--- start Data supplied ---

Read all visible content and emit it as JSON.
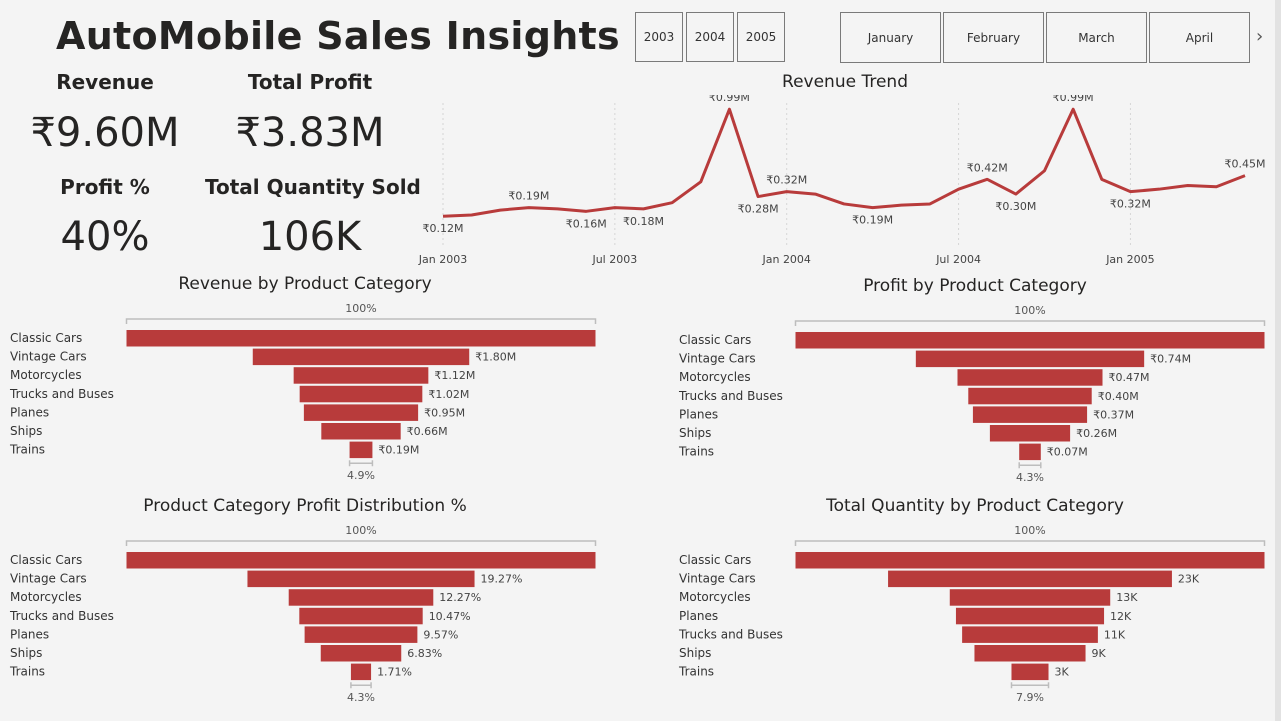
{
  "header": {
    "title": "AutoMobile Sales Insights"
  },
  "kpis": {
    "revenue_label": "Revenue",
    "revenue_value": "₹9.60M",
    "profit_label": "Total Profit",
    "profit_value": "₹3.83M",
    "profit_pct_label": "Profit %",
    "profit_pct_value": "40%",
    "qty_label": "Total Quantity Sold",
    "qty_value": "106K"
  },
  "slicers": {
    "years": [
      "2003",
      "2004",
      "2005"
    ],
    "months": [
      "January",
      "February",
      "March",
      "April"
    ],
    "more_icon": "chevron-right-icon"
  },
  "colors": {
    "bar": "#b83b3b",
    "background": "#f4f4f4",
    "axis": "#c8c8c8"
  },
  "chart_data": [
    {
      "type": "line",
      "title": "Revenue Trend",
      "x": [
        "Jan 2003",
        "Feb 2003",
        "Mar 2003",
        "Apr 2003",
        "May 2003",
        "Jun 2003",
        "Jul 2003",
        "Aug 2003",
        "Sep 2003",
        "Oct 2003",
        "Nov 2003",
        "Dec 2003",
        "Jan 2004",
        "Feb 2004",
        "Mar 2004",
        "Apr 2004",
        "May 2004",
        "Jun 2004",
        "Jul 2004",
        "Aug 2004",
        "Sep 2004",
        "Oct 2004",
        "Nov 2004",
        "Dec 2004",
        "Jan 2005",
        "Feb 2005",
        "Mar 2005",
        "Apr 2005",
        "May 2005"
      ],
      "values": [
        0.12,
        0.13,
        0.17,
        0.19,
        0.18,
        0.16,
        0.19,
        0.18,
        0.23,
        0.4,
        0.99,
        0.28,
        0.32,
        0.3,
        0.22,
        0.19,
        0.21,
        0.22,
        0.34,
        0.42,
        0.3,
        0.49,
        0.99,
        0.42,
        0.32,
        0.34,
        0.37,
        0.36,
        0.45
      ],
      "point_labels": [
        {
          "i": 0,
          "text": "₹0.12M"
        },
        {
          "i": 3,
          "text": "₹0.19M"
        },
        {
          "i": 5,
          "text": "₹0.16M"
        },
        {
          "i": 7,
          "text": "₹0.18M"
        },
        {
          "i": 10,
          "text": "₹0.99M"
        },
        {
          "i": 11,
          "text": "₹0.28M"
        },
        {
          "i": 12,
          "text": "₹0.32M"
        },
        {
          "i": 15,
          "text": "₹0.19M"
        },
        {
          "i": 19,
          "text": "₹0.42M"
        },
        {
          "i": 20,
          "text": "₹0.30M"
        },
        {
          "i": 22,
          "text": "₹0.99M"
        },
        {
          "i": 24,
          "text": "₹0.32M"
        },
        {
          "i": 28,
          "text": "₹0.45M"
        }
      ],
      "x_ticks": [
        {
          "i": 0,
          "text": "Jan 2003"
        },
        {
          "i": 6,
          "text": "Jul 2003"
        },
        {
          "i": 12,
          "text": "Jan 2004"
        },
        {
          "i": 18,
          "text": "Jul 2004"
        },
        {
          "i": 24,
          "text": "Jan 2005"
        }
      ],
      "ylim": [
        0,
        1.0
      ]
    },
    {
      "type": "bar",
      "title": "Revenue by Product Category",
      "categories": [
        "Classic Cars",
        "Vintage Cars",
        "Motorcycles",
        "Trucks and Buses",
        "Planes",
        "Ships",
        "Trains"
      ],
      "values": [
        3.9,
        1.8,
        1.12,
        1.02,
        0.95,
        0.66,
        0.19
      ],
      "labels": [
        "",
        "₹1.80M",
        "₹1.12M",
        "₹1.02M",
        "₹0.95M",
        "₹0.66M",
        "₹0.19M"
      ],
      "top_pct": "100%",
      "bottom_pct": "4.9%"
    },
    {
      "type": "bar",
      "title": "Profit by Product Category",
      "categories": [
        "Classic Cars",
        "Vintage Cars",
        "Motorcycles",
        "Trucks and Buses",
        "Planes",
        "Ships",
        "Trains"
      ],
      "values": [
        1.52,
        0.74,
        0.47,
        0.4,
        0.37,
        0.26,
        0.07
      ],
      "labels": [
        "",
        "₹0.74M",
        "₹0.47M",
        "₹0.40M",
        "₹0.37M",
        "₹0.26M",
        "₹0.07M"
      ],
      "top_pct": "100%",
      "bottom_pct": "4.3%"
    },
    {
      "type": "bar",
      "title": "Product Category Profit Distribution %",
      "categories": [
        "Classic Cars",
        "Vintage Cars",
        "Motorcycles",
        "Trucks and Buses",
        "Planes",
        "Ships",
        "Trains"
      ],
      "values": [
        39.8,
        19.27,
        12.27,
        10.47,
        9.57,
        6.83,
        1.71
      ],
      "labels": [
        "",
        "19.27%",
        "12.27%",
        "10.47%",
        "9.57%",
        "6.83%",
        "1.71%"
      ],
      "top_pct": "100%",
      "bottom_pct": "4.3%"
    },
    {
      "type": "bar",
      "title": "Total Quantity by Product Category",
      "categories": [
        "Classic Cars",
        "Vintage Cars",
        "Motorcycles",
        "Planes",
        "Trucks and Buses",
        "Ships",
        "Trains"
      ],
      "values": [
        38,
        23,
        13,
        12,
        11,
        9,
        3
      ],
      "labels": [
        "",
        "23K",
        "13K",
        "12K",
        "11K",
        "9K",
        "3K"
      ],
      "top_pct": "100%",
      "bottom_pct": "7.9%"
    }
  ]
}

--- end Data supplied ---

Reproduce the records verbatim, omitting all images they contain.

Read all visible content and emit it as JSON.
{
  "header": {
    "title": "AutoMobile Sales Insights"
  },
  "kpis": {
    "revenue_label": "Revenue",
    "revenue_value": "₹9.60M",
    "profit_label": "Total Profit",
    "profit_value": "₹3.83M",
    "profit_pct_label": "Profit %",
    "profit_pct_value": "40%",
    "qty_label": "Total Quantity Sold",
    "qty_value": "106K"
  },
  "slicers": {
    "years": [
      "2003",
      "2004",
      "2005"
    ],
    "months": [
      "January",
      "February",
      "March",
      "April"
    ],
    "more_icon": "chevron-right-icon"
  },
  "colors": {
    "bar": "#b83b3b",
    "background": "#f4f4f4",
    "axis": "#c8c8c8"
  },
  "chart_data": [
    {
      "type": "line",
      "title": "Revenue Trend",
      "x": [
        "Jan 2003",
        "Feb 2003",
        "Mar 2003",
        "Apr 2003",
        "May 2003",
        "Jun 2003",
        "Jul 2003",
        "Aug 2003",
        "Sep 2003",
        "Oct 2003",
        "Nov 2003",
        "Dec 2003",
        "Jan 2004",
        "Feb 2004",
        "Mar 2004",
        "Apr 2004",
        "May 2004",
        "Jun 2004",
        "Jul 2004",
        "Aug 2004",
        "Sep 2004",
        "Oct 2004",
        "Nov 2004",
        "Dec 2004",
        "Jan 2005",
        "Feb 2005",
        "Mar 2005",
        "Apr 2005",
        "May 2005"
      ],
      "values": [
        0.12,
        0.13,
        0.17,
        0.19,
        0.18,
        0.16,
        0.19,
        0.18,
        0.23,
        0.4,
        0.99,
        0.28,
        0.32,
        0.3,
        0.22,
        0.19,
        0.21,
        0.22,
        0.34,
        0.42,
        0.3,
        0.49,
        0.99,
        0.42,
        0.32,
        0.34,
        0.37,
        0.36,
        0.45
      ],
      "point_labels": [
        {
          "i": 0,
          "text": "₹0.12M"
        },
        {
          "i": 3,
          "text": "₹0.19M"
        },
        {
          "i": 5,
          "text": "₹0.16M"
        },
        {
          "i": 7,
          "text": "₹0.18M"
        },
        {
          "i": 10,
          "text": "₹0.99M"
        },
        {
          "i": 11,
          "text": "₹0.28M"
        },
        {
          "i": 12,
          "text": "₹0.32M"
        },
        {
          "i": 15,
          "text": "₹0.19M"
        },
        {
          "i": 19,
          "text": "₹0.42M"
        },
        {
          "i": 20,
          "text": "₹0.30M"
        },
        {
          "i": 22,
          "text": "₹0.99M"
        },
        {
          "i": 24,
          "text": "₹0.32M"
        },
        {
          "i": 28,
          "text": "₹0.45M"
        }
      ],
      "x_ticks": [
        {
          "i": 0,
          "text": "Jan 2003"
        },
        {
          "i": 6,
          "text": "Jul 2003"
        },
        {
          "i": 12,
          "text": "Jan 2004"
        },
        {
          "i": 18,
          "text": "Jul 2004"
        },
        {
          "i": 24,
          "text": "Jan 2005"
        }
      ],
      "ylim": [
        0,
        1.0
      ]
    },
    {
      "type": "bar",
      "title": "Revenue by Product Category",
      "categories": [
        "Classic Cars",
        "Vintage Cars",
        "Motorcycles",
        "Trucks and Buses",
        "Planes",
        "Ships",
        "Trains"
      ],
      "values": [
        3.9,
        1.8,
        1.12,
        1.02,
        0.95,
        0.66,
        0.19
      ],
      "labels": [
        "",
        "₹1.80M",
        "₹1.12M",
        "₹1.02M",
        "₹0.95M",
        "₹0.66M",
        "₹0.19M"
      ],
      "top_pct": "100%",
      "bottom_pct": "4.9%"
    },
    {
      "type": "bar",
      "title": "Profit by Product Category",
      "categories": [
        "Classic Cars",
        "Vintage Cars",
        "Motorcycles",
        "Trucks and Buses",
        "Planes",
        "Ships",
        "Trains"
      ],
      "values": [
        1.52,
        0.74,
        0.47,
        0.4,
        0.37,
        0.26,
        0.07
      ],
      "labels": [
        "",
        "₹0.74M",
        "₹0.47M",
        "₹0.40M",
        "₹0.37M",
        "₹0.26M",
        "₹0.07M"
      ],
      "top_pct": "100%",
      "bottom_pct": "4.3%"
    },
    {
      "type": "bar",
      "title": "Product Category Profit Distribution %",
      "categories": [
        "Classic Cars",
        "Vintage Cars",
        "Motorcycles",
        "Trucks and Buses",
        "Planes",
        "Ships",
        "Trains"
      ],
      "values": [
        39.8,
        19.27,
        12.27,
        10.47,
        9.57,
        6.83,
        1.71
      ],
      "labels": [
        "",
        "19.27%",
        "12.27%",
        "10.47%",
        "9.57%",
        "6.83%",
        "1.71%"
      ],
      "top_pct": "100%",
      "bottom_pct": "4.3%"
    },
    {
      "type": "bar",
      "title": "Total Quantity by Product Category",
      "categories": [
        "Classic Cars",
        "Vintage Cars",
        "Motorcycles",
        "Planes",
        "Trucks and Buses",
        "Ships",
        "Trains"
      ],
      "values": [
        38,
        23,
        13,
        12,
        11,
        9,
        3
      ],
      "labels": [
        "",
        "23K",
        "13K",
        "12K",
        "11K",
        "9K",
        "3K"
      ],
      "top_pct": "100%",
      "bottom_pct": "7.9%"
    }
  ]
}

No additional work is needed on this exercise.